### EXCERPT PROVIDED
Dr. Leib is a consultant to Procter & Gamble and Merck Pharmaceuticals. He receives research support from Eli Lilly and NPS Allelix.

BOSTON — There has been little consensus among organizational guidelines in the past 5 years about who should be screened for low bone density.

Recommendations range from very conservative to relatively liberal, said Edward Leib, M.D., director of the Osteoporosis Center at the University of Vermont, during a recent symposium on bone health sponsored by Boston University School of Medicine.

The decision to screen is important, since it can affect a patient's well-being and dictates how the health care system allocates billions of dollars.

For many clinicians, the decision is understandably murky. Evidence that bone scans prevent fractures is conflicting, and there is some evidence that screening may indirectly cause harm.

Screening guidelines issued by various organizations answer some questions and raise others. For instance, in 2002, the U.S. Preventive Services Task Force (USPSTF) published letter grade recommendations on osteoporosis screening after reviewing the literature on its diagnosis and treatment. Its evidence-based screening recommendations are among the most conservative to date, said Dr. Leib.

The Task Force noted that bone density screening is an imprecise science, and its accuracy and usefulness is dependent on variable technical and human factors.

Bone density scans lack meaningful predictive value, the Task Force also noted. They don't predict who will and who will not have a fracture. Moreover, if a test is positive, it is unclear what a clinician should do.

“There is little evidence regarding which patients are likely to benefit from screening and treatment,” the Task Force concluded. “It is not known whether women who have a similar overall risk for fracture, but different bone densities, will benefit similarly from treatment. This is clinically important because the lack of accepted criteria for initiating treatment remains a problem.”

The USPSTF also noted that there are several potential harms of screening, although “the empirical data for them are few.”

The Task Force said potential harms from screening include an increased likelihood that a patient will need to receive hormone replacement therapy; increased patient fears and anxiety; inaccuracies and misinterpretations of bone density tests; increased risk for ulcer disease in patients taking alendronate (incidence 2.2% on alendronate vs. 1.2% on placebo); and unknown long-term harms of alendronate.

After considering all of these factors, the USPSTF recommended screening women aged 65 years and older, and women aged 60 years and older who have risk factors for osteoporosis.

The Task Force found insufficient evidence to recommend for or against routine screening in women aged 60 years and younger, or in women aged 60–64 years who are not at increased risk for osteoporotic fractures.

Bone densitometry screening guidelines generally agree that women aged 65 years and older should undergo bone density scans. But what do the guidelines say about younger women, men, and children? Researchers have yet to validate the reliability of screening guidelines in these groups (N. Engl. J. Med. 2005;353:164–71).

The current guidelines suggest that clinicians should take into account a number of risk factors before ordering bone densitometry for them. In women younger than 65, clinicians should consider fragility or low-trauma fracture, family history, and weight, among other things.

Dr. Leib said that his advice on osteoporosis screening is based on evidence and opinion. He recommends bone densitometry for the following individuals: women aged 65 years and older and men aged 70 years or older; postmenopausal women with risk factors for fracture; men aged 50 years or older with risk factors; routine screening of early postmenopausal women; and premenopasual women, children, or younger men with significant risk factors.

Dr. Leib is a consultant to Procter & Gamble and Merck Pharmaceuticals. He receives research support from Eli Lilly and NPS Allelix.

### EXERCISE 1
In the article on osteoporosis screening, which women did the USPSTF recommend for screening?
### EXERCISE 2
Return the stretch of the osteoporosis screening article from "The decision to" through "billions of dollars.".
You won't need the items to complete this work.

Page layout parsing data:
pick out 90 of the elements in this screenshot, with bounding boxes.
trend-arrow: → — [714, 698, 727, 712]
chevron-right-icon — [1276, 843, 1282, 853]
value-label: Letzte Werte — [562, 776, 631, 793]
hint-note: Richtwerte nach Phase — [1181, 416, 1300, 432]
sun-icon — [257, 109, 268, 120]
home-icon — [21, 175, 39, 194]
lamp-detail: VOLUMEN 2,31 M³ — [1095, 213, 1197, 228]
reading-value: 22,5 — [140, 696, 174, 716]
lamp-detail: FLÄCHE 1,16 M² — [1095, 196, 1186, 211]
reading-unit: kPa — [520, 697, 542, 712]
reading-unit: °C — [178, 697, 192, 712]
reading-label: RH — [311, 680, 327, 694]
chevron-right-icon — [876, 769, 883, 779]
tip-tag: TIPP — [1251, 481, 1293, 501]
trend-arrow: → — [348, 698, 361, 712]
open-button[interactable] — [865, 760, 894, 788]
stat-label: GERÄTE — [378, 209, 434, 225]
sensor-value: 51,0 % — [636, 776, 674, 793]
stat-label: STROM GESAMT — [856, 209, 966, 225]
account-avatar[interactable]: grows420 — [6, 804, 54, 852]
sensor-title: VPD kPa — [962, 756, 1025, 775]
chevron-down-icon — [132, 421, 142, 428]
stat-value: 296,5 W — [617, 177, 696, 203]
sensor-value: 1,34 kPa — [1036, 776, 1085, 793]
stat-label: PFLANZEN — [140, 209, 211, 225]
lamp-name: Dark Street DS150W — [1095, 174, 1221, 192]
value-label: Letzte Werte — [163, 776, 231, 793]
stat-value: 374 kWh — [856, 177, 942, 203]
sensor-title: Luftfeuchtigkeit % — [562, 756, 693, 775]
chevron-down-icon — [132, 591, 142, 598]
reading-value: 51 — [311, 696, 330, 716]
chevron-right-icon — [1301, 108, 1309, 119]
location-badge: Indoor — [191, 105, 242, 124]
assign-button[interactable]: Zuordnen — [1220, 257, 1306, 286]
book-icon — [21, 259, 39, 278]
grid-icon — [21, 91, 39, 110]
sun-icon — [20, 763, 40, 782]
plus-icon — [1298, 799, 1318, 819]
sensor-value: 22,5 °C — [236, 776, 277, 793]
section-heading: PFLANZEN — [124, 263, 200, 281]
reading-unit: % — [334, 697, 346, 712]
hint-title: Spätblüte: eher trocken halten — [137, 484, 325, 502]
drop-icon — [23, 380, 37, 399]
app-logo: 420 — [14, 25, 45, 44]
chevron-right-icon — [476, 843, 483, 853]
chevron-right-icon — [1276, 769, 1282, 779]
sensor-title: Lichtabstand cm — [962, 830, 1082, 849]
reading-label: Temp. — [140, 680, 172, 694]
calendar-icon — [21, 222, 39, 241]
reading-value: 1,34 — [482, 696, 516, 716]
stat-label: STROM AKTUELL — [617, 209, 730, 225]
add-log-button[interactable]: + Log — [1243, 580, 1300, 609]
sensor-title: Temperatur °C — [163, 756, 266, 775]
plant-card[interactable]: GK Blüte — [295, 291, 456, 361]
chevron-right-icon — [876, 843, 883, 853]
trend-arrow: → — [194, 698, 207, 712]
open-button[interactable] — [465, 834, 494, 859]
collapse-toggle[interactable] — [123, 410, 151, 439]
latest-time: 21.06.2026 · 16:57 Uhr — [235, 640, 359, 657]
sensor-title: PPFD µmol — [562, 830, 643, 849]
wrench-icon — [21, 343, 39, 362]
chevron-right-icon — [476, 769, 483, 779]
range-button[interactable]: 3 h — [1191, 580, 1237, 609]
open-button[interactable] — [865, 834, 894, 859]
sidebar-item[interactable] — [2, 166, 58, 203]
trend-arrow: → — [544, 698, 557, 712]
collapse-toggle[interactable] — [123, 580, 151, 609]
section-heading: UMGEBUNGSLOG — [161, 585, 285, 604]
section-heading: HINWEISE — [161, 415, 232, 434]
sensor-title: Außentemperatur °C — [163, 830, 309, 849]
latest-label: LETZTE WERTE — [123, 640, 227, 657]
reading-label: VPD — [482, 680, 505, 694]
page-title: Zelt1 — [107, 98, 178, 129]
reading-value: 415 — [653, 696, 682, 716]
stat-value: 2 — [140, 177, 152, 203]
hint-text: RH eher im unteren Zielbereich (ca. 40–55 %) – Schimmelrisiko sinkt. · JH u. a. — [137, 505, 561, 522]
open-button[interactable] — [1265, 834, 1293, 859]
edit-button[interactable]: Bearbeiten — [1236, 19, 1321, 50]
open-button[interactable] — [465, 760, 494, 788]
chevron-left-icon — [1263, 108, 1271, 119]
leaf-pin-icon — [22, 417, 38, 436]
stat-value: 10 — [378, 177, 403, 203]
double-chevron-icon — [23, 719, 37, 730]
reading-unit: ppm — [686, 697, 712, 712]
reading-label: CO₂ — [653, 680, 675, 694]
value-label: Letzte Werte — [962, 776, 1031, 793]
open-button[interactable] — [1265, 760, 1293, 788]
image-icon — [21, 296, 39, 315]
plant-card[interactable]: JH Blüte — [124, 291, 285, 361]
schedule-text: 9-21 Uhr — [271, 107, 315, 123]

### ANSWER AREA 1
It recommended screening women aged 65 years and older, and women aged 60 years and older who have risk factors for osteoporosis.

### ANSWER AREA 2
The decision to screen is important, since it can affect a patient's well-being and dictates how the health care system allocates billions of dollars.